## Direction
Search the records for "года". Copy every line where it appears.

## Input

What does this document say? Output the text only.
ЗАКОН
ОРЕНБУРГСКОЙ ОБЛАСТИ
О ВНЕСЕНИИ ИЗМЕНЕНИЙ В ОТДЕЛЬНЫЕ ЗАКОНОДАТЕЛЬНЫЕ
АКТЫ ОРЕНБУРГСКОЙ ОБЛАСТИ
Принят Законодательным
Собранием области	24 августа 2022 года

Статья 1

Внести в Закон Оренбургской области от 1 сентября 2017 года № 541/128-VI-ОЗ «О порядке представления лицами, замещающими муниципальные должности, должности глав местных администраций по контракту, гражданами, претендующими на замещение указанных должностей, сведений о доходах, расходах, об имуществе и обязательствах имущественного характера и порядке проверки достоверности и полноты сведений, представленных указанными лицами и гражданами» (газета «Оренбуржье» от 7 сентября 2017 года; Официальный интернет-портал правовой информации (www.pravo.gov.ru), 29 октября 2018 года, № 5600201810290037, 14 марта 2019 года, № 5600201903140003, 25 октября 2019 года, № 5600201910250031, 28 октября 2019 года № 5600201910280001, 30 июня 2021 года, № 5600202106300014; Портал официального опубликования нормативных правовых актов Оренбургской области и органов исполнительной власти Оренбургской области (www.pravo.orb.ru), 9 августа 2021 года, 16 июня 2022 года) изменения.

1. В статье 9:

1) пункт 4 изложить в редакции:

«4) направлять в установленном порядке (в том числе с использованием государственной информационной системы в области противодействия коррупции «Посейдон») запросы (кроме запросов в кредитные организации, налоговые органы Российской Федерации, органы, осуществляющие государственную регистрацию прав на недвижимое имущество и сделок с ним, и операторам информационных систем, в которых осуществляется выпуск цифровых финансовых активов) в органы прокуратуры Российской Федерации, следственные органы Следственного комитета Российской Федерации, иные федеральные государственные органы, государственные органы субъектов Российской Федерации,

## Result
Собранием области	24 августа 2022 года
Внести в Закон Оренбургской области от 1 сентября 2017 года № 541/128-VI-ОЗ «О порядке представления лицами, замещающими муниципальные должности, должности глав местных администраций по контракту, гражданами, претендующими на замещение указанных должностей, сведений о доходах, расходах, об имуществе и обязательствах имущественного характера и порядке проверки достоверности и полноты сведений, представленных указанными лицами и гражданами» (газета «Оренбуржье» от 7 сентября 2017 года; Официальный интернет-портал правовой информации (www.pravo.gov.ru), 29 октября 2018 года, № 5600201810290037, 14 марта 2019 года, № 5600201903140003, 25 октября 2019 года, № 5600201910250031, 28 октября 2019 года № 5600201910280001, 30 июня 2021 года, № 5600202106300014; Портал официального опубликования нормативных правовых актов Оренбургской области и органов исполнительной власти Оренбургской области (www.pravo.orb.ru), 9 августа 2021 года, 16 июня 2022 года) изменения.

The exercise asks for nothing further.